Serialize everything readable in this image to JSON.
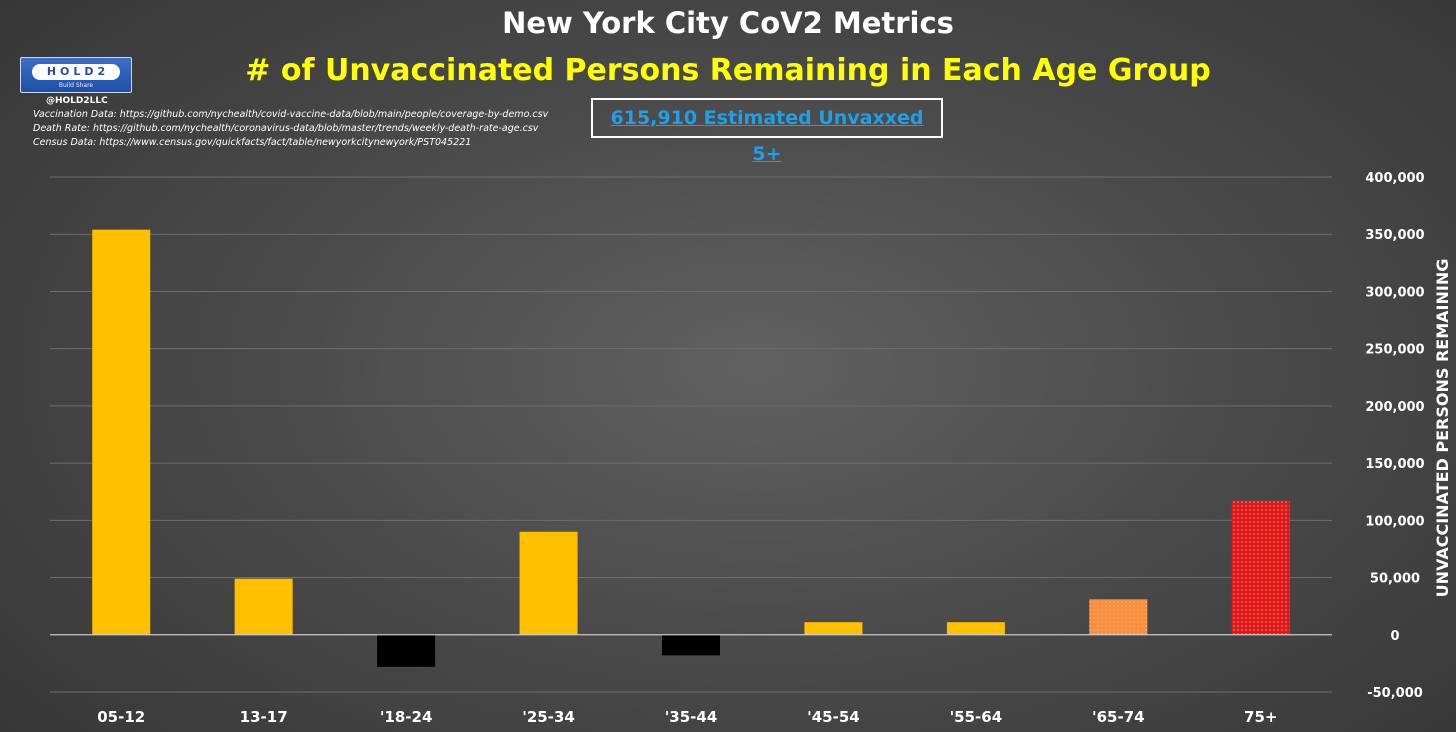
{
  "header": {
    "title": "New York City CoV2 Metrics",
    "subtitle": "# of Unvaccinated Persons Remaining in Each Age Group",
    "logo_text": "HOLD2",
    "logo_tagline": "Build Share",
    "handle": "@HOLD2LLC",
    "sources": [
      "Vaccination Data: https://github.com/nychealth/covid-vaccine-data/blob/main/people/coverage-by-demo.csv",
      "Death Rate: https://github.com/nychealth/coronavirus-data/blob/master/trends/weekly-death-rate-age.csv",
      "Census Data: https://www.census.gov/quickfacts/fact/table/newyorkcitynewyork/PST045221"
    ],
    "total_label": "615,910 Estimated Unvaxxed 5+"
  },
  "colors": {
    "bar_default": "#ffc000",
    "bar_negative": "#000000",
    "bar_65_74": "#ff8c3a",
    "bar_75_plus": "#e01818",
    "gridline": "#6e6e6e",
    "zero_line": "#c8c8c8"
  },
  "chart_data": {
    "type": "bar",
    "categories": [
      "05-12",
      "13-17",
      "'18-24",
      "'25-34",
      "'35-44",
      "'45-54",
      "'55-64",
      "'65-74",
      "75+"
    ],
    "values": [
      354000,
      49000,
      -28000,
      90000,
      -18000,
      11000,
      11000,
      31000,
      117000
    ],
    "ylabel": "UNVACCINATED PERSONS REMAINING",
    "ylim": [
      -50000,
      400000
    ],
    "yticks": [
      400000,
      350000,
      300000,
      250000,
      200000,
      150000,
      100000,
      50000,
      0,
      -50000
    ],
    "ytick_labels": [
      "400,000",
      "350,000",
      "300,000",
      "250,000",
      "200,000",
      "150,000",
      "100,000",
      "50,000",
      "0",
      "-50,000"
    ],
    "yaxis_position": "right",
    "grid": true,
    "legend": "none"
  }
}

== == ==

What is wanted is a verbatim transcription of every record above, pictures excluded.

→ **Answer for this exercise**
Serialize everything readable in this image to JSON.
{
  "header": {
    "title": "New York City CoV2 Metrics",
    "subtitle": "# of Unvaccinated Persons Remaining in Each Age Group",
    "logo_text": "HOLD2",
    "logo_tagline": "Build Share",
    "handle": "@HOLD2LLC",
    "sources": [
      "Vaccination Data: https://github.com/nychealth/covid-vaccine-data/blob/main/people/coverage-by-demo.csv",
      "Death Rate: https://github.com/nychealth/coronavirus-data/blob/master/trends/weekly-death-rate-age.csv",
      "Census Data: https://www.census.gov/quickfacts/fact/table/newyorkcitynewyork/PST045221"
    ],
    "total_label": "615,910 Estimated Unvaxxed 5+"
  },
  "colors": {
    "bar_default": "#ffc000",
    "bar_negative": "#000000",
    "bar_65_74": "#ff8c3a",
    "bar_75_plus": "#e01818",
    "gridline": "#6e6e6e",
    "zero_line": "#c8c8c8"
  },
  "chart_data": {
    "type": "bar",
    "categories": [
      "05-12",
      "13-17",
      "'18-24",
      "'25-34",
      "'35-44",
      "'45-54",
      "'55-64",
      "'65-74",
      "75+"
    ],
    "values": [
      354000,
      49000,
      -28000,
      90000,
      -18000,
      11000,
      11000,
      31000,
      117000
    ],
    "ylabel": "UNVACCINATED PERSONS REMAINING",
    "ylim": [
      -50000,
      400000
    ],
    "yticks": [
      400000,
      350000,
      300000,
      250000,
      200000,
      150000,
      100000,
      50000,
      0,
      -50000
    ],
    "ytick_labels": [
      "400,000",
      "350,000",
      "300,000",
      "250,000",
      "200,000",
      "150,000",
      "100,000",
      "50,000",
      "0",
      "-50,000"
    ],
    "yaxis_position": "right",
    "grid": true,
    "legend": "none"
  }
}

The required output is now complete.